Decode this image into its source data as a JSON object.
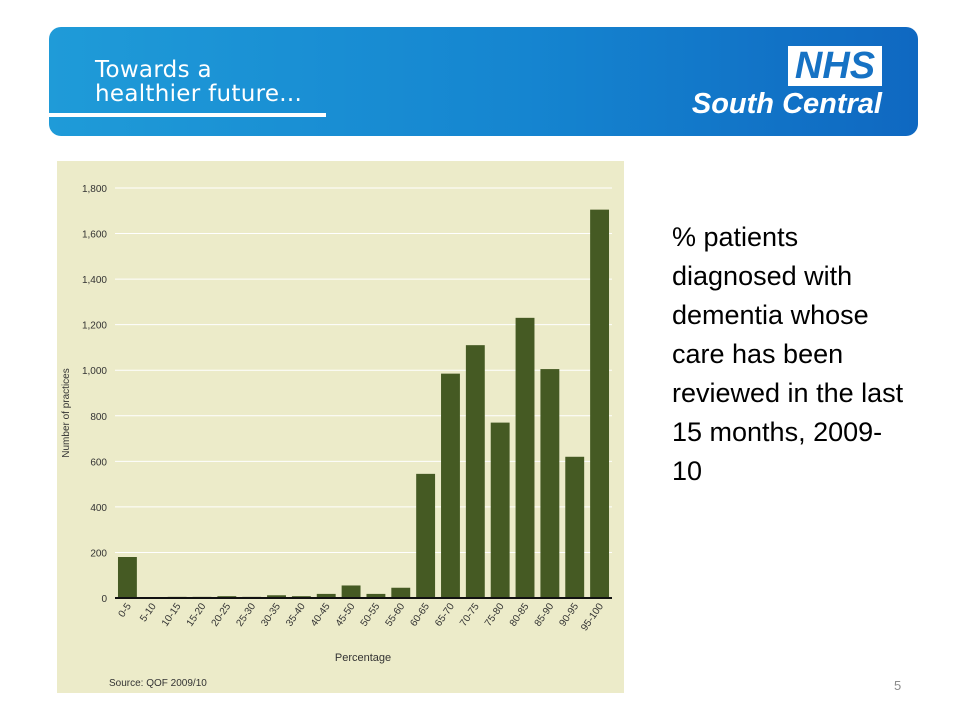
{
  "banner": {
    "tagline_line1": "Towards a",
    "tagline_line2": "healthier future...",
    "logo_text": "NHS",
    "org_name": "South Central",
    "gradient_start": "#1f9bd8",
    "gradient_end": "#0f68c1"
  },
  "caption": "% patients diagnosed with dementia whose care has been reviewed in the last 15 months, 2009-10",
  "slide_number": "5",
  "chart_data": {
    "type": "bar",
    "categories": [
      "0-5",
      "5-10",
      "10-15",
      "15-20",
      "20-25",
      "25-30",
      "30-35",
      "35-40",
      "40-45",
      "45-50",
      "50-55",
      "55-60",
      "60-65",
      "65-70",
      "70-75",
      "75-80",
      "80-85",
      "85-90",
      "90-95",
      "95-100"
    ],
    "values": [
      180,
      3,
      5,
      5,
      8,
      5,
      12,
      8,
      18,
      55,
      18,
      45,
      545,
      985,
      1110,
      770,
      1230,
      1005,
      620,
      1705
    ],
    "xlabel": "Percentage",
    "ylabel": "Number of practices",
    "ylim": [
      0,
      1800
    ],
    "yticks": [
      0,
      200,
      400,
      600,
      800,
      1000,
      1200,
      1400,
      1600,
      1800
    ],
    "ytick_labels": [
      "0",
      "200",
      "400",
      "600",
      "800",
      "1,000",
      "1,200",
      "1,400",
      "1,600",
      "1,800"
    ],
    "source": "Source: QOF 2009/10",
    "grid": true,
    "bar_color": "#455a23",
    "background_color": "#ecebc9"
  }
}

---+---

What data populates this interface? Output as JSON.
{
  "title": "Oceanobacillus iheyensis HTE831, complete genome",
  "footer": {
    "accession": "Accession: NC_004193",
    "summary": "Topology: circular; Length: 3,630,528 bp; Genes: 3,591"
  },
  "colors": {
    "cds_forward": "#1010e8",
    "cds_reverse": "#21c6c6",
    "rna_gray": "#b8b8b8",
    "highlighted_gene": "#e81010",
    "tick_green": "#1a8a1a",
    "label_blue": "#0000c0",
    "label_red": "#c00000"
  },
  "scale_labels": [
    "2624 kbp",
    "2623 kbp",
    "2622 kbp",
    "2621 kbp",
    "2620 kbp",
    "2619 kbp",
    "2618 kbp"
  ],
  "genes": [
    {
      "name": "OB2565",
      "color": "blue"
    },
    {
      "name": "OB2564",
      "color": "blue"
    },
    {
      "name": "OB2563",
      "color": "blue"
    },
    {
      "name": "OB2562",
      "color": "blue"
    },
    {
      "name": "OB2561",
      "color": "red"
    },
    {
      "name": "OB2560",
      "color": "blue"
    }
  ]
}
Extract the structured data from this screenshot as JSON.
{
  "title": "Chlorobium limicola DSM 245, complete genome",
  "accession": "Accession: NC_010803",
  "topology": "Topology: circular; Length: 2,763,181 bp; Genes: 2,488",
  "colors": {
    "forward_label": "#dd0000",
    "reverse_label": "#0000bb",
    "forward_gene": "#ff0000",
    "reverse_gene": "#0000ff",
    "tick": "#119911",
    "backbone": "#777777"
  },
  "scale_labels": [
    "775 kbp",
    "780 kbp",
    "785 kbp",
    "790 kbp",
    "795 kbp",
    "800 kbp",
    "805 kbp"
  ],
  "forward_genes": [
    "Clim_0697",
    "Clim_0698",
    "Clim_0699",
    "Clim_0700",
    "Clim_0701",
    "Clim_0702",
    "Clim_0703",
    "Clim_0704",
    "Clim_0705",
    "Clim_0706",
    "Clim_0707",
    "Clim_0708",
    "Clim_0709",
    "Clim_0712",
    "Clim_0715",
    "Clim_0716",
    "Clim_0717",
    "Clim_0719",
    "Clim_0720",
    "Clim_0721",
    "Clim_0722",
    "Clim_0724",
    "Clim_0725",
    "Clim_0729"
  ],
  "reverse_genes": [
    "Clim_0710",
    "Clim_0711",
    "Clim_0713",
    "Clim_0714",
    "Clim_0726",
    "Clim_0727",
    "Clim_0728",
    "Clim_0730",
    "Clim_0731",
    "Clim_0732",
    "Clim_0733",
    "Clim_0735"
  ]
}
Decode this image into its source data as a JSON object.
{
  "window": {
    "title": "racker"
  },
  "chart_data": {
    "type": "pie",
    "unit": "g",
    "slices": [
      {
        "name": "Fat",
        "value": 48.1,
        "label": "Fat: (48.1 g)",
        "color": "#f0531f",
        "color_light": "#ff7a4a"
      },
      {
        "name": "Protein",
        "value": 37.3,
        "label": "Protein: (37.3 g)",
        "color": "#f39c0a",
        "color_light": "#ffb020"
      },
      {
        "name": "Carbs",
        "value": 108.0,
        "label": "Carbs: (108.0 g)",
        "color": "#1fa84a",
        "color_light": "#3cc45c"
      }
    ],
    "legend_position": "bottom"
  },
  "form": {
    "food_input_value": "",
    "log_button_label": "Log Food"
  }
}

---+---

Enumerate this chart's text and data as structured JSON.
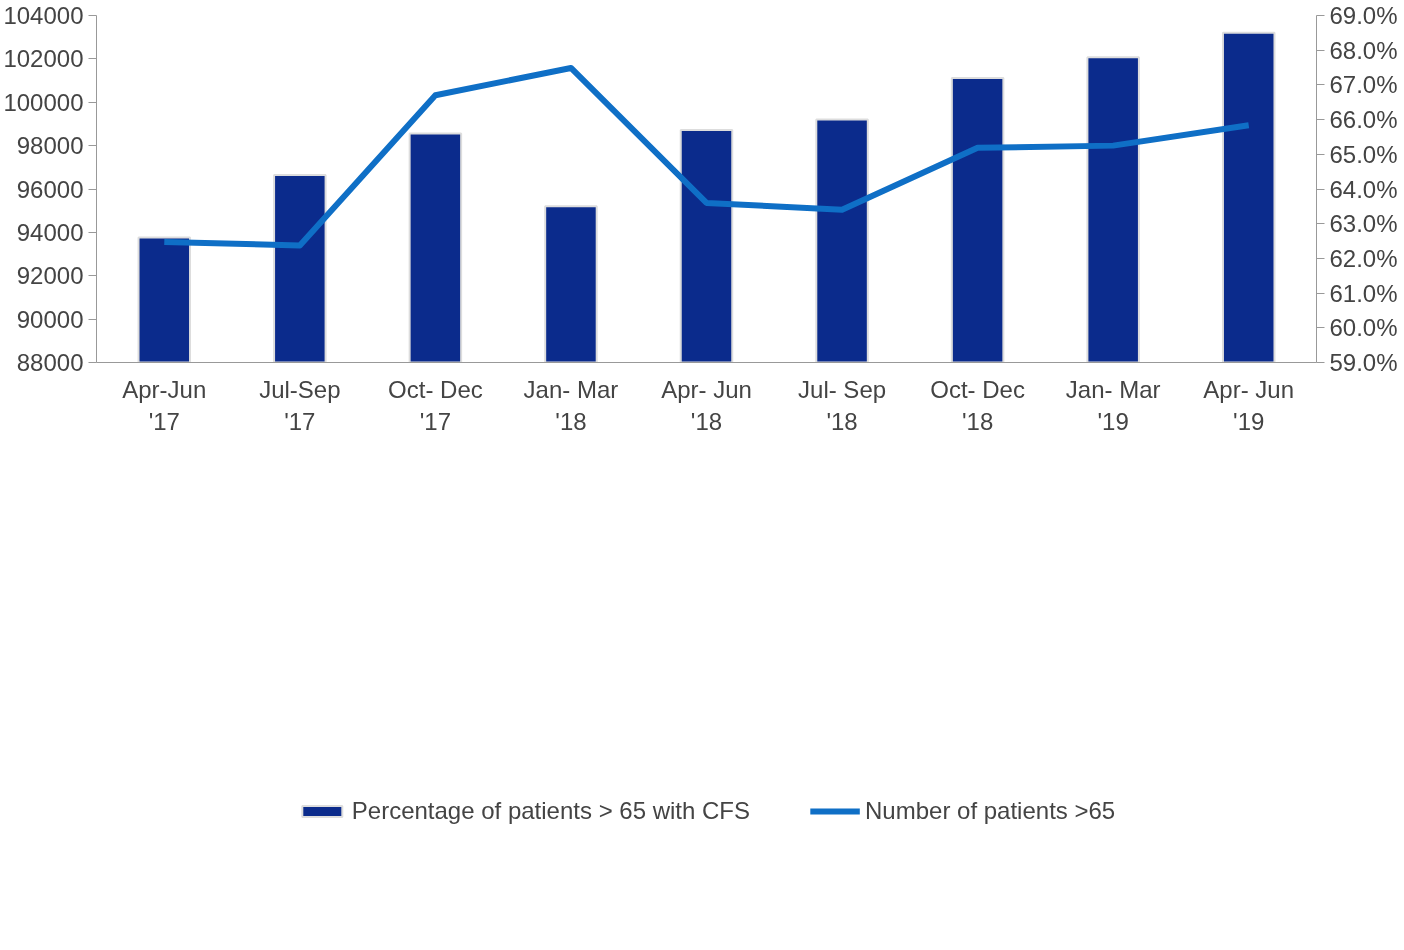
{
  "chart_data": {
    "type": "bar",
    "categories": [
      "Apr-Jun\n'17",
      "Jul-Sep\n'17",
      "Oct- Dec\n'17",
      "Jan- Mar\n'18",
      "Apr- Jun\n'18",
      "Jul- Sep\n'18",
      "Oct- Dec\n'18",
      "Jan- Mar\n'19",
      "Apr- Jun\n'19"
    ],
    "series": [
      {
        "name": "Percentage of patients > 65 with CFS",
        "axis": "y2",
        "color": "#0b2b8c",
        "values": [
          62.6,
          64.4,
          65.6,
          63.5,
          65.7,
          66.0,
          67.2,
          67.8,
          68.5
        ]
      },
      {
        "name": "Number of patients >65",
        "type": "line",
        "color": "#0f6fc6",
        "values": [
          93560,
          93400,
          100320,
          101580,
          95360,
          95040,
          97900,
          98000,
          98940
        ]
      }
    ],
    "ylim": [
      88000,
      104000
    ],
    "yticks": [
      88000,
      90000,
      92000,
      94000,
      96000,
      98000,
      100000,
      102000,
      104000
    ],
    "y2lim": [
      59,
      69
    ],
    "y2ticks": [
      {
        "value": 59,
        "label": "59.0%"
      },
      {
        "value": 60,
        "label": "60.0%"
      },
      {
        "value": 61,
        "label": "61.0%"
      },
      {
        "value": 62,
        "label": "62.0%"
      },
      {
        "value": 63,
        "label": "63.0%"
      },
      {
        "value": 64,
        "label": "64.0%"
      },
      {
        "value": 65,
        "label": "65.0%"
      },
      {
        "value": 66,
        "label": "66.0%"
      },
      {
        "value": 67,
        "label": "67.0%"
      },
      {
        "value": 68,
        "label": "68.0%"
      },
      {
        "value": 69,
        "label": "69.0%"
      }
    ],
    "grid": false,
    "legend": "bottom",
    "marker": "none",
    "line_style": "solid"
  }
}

---+---

- WHAT THE TASK REQUIRES -
Return each line of the data that contains the string "complete".

- SOLUTION -
  "title": "Oceanobacillus iheyensis HTE831, complete genome",
  "title": "Chlorobium limicola DSM 245, complete genome",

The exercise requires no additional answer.